Figure record listings:
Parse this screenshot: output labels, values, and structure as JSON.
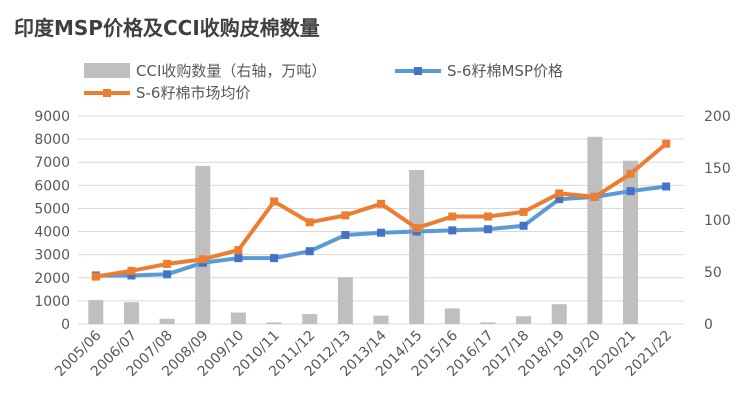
{
  "chart_data": {
    "type": "bar+line",
    "title": "印度MSP价格及CCI收购皮棉数量",
    "categories": [
      "2005/06",
      "2006/07",
      "2007/08",
      "2008/09",
      "2009/10",
      "2010/11",
      "2011/12",
      "2012/13",
      "2013/14",
      "2014/15",
      "2015/16",
      "2016/17",
      "2017/18",
      "2018/19",
      "2019/20",
      "2020/21",
      "2021/22"
    ],
    "y_left": {
      "min": 0,
      "max": 9000,
      "step": 1000,
      "ticks": [
        "0",
        "1000",
        "2000",
        "3000",
        "4000",
        "5000",
        "6000",
        "7000",
        "8000",
        "9000"
      ]
    },
    "y_right": {
      "min": 0,
      "max": 200,
      "step": 50,
      "ticks": [
        "0",
        "50",
        "100",
        "150",
        "200"
      ]
    },
    "legend_placement": "top",
    "grid": true,
    "series": [
      {
        "name": "CCI收购数量（右轴，万吨）",
        "type": "bar",
        "axis": "right",
        "color": "#BFBFBF",
        "values": [
          23,
          21,
          5,
          152,
          11,
          1.5,
          9.5,
          45,
          8,
          148,
          15,
          1.5,
          7.5,
          19,
          180,
          157,
          0
        ]
      },
      {
        "name": "S-6籽棉MSP价格",
        "type": "line",
        "axis": "left",
        "color": "#5B9BD5",
        "values": [
          2100,
          2100,
          2150,
          2650,
          2850,
          2850,
          3150,
          3850,
          3950,
          4000,
          4050,
          4100,
          4250,
          5400,
          5500,
          5750,
          5950
        ]
      },
      {
        "name": "S-6籽棉市场均价",
        "type": "line",
        "axis": "left",
        "color": "#ED7D31",
        "values": [
          2050,
          2300,
          2600,
          2800,
          3200,
          5300,
          4400,
          4700,
          5200,
          4150,
          4650,
          4650,
          4850,
          5650,
          5500,
          6500,
          7800
        ]
      }
    ]
  }
}
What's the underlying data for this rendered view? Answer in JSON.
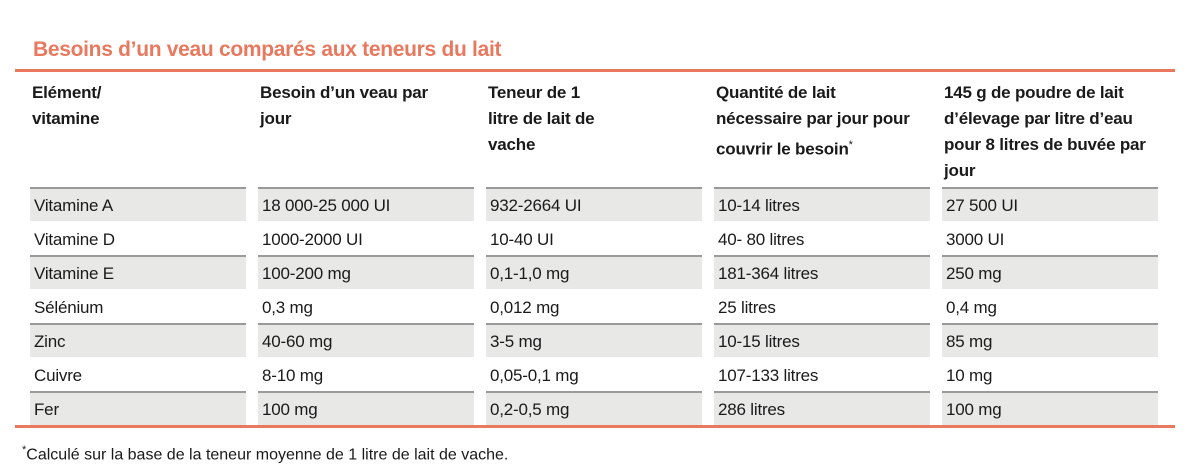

### THE REQUEST:
Images must not appear in the copy; reproduce everything else in the records verbatim.

### OUTPUT FOR THIS TASK:
Parse this screenshot: output labels, values, and structure as JSON.
{
  "chart_data": {
    "type": "bar+line",
    "title": "印度MSP价格及CCI收购皮棉数量",
    "categories": [
      "2005/06",
      "2006/07",
      "2007/08",
      "2008/09",
      "2009/10",
      "2010/11",
      "2011/12",
      "2012/13",
      "2013/14",
      "2014/15",
      "2015/16",
      "2016/17",
      "2017/18",
      "2018/19",
      "2019/20",
      "2020/21",
      "2021/22"
    ],
    "y_left": {
      "min": 0,
      "max": 9000,
      "step": 1000,
      "ticks": [
        "0",
        "1000",
        "2000",
        "3000",
        "4000",
        "5000",
        "6000",
        "7000",
        "8000",
        "9000"
      ]
    },
    "y_right": {
      "min": 0,
      "max": 200,
      "step": 50,
      "ticks": [
        "0",
        "50",
        "100",
        "150",
        "200"
      ]
    },
    "legend_placement": "top",
    "grid": true,
    "series": [
      {
        "name": "CCI收购数量（右轴，万吨）",
        "type": "bar",
        "axis": "right",
        "color": "#BFBFBF",
        "values": [
          23,
          21,
          5,
          152,
          11,
          1.5,
          9.5,
          45,
          8,
          148,
          15,
          1.5,
          7.5,
          19,
          180,
          157,
          0
        ]
      },
      {
        "name": "S-6籽棉MSP价格",
        "type": "line",
        "axis": "left",
        "color": "#5B9BD5",
        "values": [
          2100,
          2100,
          2150,
          2650,
          2850,
          2850,
          3150,
          3850,
          3950,
          4000,
          4050,
          4100,
          4250,
          5400,
          5500,
          5750,
          5950
        ]
      },
      {
        "name": "S-6籽棉市场均价",
        "type": "line",
        "axis": "left",
        "color": "#ED7D31",
        "values": [
          2050,
          2300,
          2600,
          2800,
          3200,
          5300,
          4400,
          4700,
          5200,
          4150,
          4650,
          4650,
          4850,
          5650,
          5500,
          6500,
          7800
        ]
      }
    ]
  }
}
What's the underlying data for this rendered view? Answer in JSON.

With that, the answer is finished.